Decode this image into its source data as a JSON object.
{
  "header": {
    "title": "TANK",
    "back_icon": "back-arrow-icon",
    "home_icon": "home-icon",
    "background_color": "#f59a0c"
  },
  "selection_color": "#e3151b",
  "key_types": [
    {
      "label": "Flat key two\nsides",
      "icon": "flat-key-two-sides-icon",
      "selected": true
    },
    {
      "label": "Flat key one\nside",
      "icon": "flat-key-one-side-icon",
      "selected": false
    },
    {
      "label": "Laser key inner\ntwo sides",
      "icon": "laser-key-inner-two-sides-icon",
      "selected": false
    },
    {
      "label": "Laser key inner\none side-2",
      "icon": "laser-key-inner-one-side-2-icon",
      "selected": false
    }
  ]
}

[What this task involves]
Return each line of the records above exactly as it reads.

[Worked answer]
Decode this image into its source data as a JSON object.
{
  "header": {
    "title": "TANK",
    "back_icon": "back-arrow-icon",
    "home_icon": "home-icon",
    "background_color": "#f59a0c"
  },
  "selection_color": "#e3151b",
  "key_types": [
    {
      "label": "Flat key two\nsides",
      "icon": "flat-key-two-sides-icon",
      "selected": true
    },
    {
      "label": "Flat key one\nside",
      "icon": "flat-key-one-side-icon",
      "selected": false
    },
    {
      "label": "Laser key inner\ntwo sides",
      "icon": "laser-key-inner-two-sides-icon",
      "selected": false
    },
    {
      "label": "Laser key inner\none side-2",
      "icon": "laser-key-inner-one-side-2-icon",
      "selected": false
    }
  ]
}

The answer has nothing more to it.